-- Begin Task inputs --
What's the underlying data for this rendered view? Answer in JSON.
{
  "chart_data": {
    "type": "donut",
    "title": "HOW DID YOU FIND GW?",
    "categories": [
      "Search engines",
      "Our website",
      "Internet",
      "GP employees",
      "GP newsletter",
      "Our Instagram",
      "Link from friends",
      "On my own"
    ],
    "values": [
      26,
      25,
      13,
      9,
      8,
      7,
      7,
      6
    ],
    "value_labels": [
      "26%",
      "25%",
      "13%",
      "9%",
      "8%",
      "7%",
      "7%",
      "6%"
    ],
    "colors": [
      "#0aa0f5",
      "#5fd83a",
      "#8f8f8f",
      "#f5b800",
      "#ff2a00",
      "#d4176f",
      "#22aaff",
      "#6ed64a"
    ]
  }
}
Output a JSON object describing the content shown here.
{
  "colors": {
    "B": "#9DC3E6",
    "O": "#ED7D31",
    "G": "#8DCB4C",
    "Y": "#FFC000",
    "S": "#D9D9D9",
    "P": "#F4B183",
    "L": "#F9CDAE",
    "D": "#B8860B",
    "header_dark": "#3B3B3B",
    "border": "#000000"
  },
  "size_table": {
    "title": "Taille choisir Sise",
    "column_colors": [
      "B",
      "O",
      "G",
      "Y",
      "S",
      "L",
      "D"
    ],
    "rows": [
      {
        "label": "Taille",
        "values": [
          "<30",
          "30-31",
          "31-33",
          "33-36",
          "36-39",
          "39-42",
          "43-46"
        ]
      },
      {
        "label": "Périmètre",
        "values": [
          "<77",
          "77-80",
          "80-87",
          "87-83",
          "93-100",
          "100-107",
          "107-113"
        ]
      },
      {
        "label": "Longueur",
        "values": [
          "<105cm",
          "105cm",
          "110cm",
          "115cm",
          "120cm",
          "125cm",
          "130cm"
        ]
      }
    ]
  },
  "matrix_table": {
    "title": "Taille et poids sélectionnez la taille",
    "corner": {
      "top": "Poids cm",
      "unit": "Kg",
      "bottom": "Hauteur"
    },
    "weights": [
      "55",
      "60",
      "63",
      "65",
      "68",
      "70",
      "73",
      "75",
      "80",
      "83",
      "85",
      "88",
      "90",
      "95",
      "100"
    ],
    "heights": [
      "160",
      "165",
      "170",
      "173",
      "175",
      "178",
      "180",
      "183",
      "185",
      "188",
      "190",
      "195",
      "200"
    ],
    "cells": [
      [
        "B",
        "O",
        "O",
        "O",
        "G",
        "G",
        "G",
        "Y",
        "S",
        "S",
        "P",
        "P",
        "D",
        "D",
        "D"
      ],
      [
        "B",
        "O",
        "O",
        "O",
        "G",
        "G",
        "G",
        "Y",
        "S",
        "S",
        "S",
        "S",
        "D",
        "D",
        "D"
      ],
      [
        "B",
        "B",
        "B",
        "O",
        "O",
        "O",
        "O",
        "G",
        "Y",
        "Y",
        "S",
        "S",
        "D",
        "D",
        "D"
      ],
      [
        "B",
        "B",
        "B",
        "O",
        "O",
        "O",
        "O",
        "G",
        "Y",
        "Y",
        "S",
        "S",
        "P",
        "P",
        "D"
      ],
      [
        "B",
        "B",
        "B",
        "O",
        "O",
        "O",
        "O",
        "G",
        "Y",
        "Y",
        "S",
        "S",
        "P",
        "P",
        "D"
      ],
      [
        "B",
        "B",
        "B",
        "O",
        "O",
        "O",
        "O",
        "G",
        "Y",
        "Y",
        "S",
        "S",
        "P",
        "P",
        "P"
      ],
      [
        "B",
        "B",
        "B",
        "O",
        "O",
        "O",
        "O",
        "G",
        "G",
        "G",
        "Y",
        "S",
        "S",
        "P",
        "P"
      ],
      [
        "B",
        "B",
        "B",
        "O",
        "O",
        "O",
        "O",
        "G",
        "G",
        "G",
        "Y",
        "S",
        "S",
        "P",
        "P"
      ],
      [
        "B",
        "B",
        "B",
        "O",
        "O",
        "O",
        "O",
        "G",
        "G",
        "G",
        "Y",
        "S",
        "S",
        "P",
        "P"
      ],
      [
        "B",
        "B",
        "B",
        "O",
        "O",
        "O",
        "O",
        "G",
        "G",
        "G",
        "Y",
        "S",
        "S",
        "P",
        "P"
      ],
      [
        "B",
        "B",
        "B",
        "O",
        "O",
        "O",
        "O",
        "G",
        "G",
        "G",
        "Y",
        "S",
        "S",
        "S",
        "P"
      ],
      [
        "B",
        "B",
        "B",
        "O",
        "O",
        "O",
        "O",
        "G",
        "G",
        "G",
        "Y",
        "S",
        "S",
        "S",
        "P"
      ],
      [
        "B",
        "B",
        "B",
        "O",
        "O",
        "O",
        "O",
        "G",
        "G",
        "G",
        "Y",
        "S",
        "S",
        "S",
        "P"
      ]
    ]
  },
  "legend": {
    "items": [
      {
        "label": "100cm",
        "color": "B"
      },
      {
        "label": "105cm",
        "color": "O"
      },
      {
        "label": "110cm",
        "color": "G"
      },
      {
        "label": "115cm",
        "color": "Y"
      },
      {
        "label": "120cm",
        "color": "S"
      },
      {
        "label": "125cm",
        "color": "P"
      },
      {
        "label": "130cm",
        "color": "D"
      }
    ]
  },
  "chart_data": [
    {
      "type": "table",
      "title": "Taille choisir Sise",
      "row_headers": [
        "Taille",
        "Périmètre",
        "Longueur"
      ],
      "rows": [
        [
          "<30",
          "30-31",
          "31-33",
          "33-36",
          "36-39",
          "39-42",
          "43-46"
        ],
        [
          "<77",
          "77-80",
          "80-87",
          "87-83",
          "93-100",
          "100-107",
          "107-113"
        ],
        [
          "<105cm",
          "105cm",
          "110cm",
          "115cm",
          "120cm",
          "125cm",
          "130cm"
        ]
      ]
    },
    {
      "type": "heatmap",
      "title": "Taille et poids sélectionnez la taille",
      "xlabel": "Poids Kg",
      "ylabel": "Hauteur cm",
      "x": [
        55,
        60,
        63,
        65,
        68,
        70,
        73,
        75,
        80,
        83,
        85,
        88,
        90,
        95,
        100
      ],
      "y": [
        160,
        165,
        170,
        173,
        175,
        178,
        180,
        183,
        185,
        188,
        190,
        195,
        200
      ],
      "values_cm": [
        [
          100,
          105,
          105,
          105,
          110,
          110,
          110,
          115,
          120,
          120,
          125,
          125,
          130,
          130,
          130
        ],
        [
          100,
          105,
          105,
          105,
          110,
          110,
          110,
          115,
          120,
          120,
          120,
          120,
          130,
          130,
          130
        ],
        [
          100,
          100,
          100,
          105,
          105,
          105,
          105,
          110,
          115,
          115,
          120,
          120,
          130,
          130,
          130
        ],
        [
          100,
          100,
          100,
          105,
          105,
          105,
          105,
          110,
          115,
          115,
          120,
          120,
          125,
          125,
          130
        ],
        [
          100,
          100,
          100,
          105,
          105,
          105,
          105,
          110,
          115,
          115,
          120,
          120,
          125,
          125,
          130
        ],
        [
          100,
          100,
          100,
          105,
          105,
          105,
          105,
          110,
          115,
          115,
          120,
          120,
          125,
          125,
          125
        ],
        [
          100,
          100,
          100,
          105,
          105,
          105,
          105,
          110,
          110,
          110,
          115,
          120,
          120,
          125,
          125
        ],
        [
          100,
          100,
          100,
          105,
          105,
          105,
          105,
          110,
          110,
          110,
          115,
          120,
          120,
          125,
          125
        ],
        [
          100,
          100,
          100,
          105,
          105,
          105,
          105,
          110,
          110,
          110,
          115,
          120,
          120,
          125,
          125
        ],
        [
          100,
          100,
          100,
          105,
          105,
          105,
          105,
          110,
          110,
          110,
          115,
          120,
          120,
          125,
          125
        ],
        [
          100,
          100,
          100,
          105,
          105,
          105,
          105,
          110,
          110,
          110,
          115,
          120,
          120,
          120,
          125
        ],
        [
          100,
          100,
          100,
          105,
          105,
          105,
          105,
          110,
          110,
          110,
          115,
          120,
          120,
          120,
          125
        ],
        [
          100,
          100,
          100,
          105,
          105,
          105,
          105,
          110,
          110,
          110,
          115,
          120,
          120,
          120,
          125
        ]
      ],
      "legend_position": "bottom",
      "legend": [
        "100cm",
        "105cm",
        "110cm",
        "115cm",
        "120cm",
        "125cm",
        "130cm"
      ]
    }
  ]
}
-- End Task inputs --
• **Task to complete**
Select and copy every line from the records that includes the word "bottom".

• **Response**
      "bottom": "Hauteur"
      "legend_position": "bottom",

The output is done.